**EXERCISE OBJECTIVE**: Count the lines in the entries below that contain the string "axis". Give only that number.

**EXCERPTED DATA**:

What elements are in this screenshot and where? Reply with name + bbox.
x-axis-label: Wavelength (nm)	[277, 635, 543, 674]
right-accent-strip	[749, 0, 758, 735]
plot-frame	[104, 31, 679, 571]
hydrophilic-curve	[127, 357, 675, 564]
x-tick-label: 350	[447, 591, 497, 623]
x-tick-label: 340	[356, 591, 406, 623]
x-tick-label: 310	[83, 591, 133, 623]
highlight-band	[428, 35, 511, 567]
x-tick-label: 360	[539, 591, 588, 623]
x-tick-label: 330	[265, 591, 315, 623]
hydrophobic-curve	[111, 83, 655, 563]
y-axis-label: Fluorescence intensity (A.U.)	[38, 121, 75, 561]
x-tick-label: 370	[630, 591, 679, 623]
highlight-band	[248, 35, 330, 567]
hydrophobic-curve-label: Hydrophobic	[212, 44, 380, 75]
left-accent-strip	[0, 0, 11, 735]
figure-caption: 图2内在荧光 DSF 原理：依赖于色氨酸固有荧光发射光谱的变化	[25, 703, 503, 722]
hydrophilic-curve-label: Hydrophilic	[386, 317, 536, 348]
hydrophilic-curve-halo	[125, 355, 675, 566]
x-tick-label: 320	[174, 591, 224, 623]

**TASK RESULT**: 2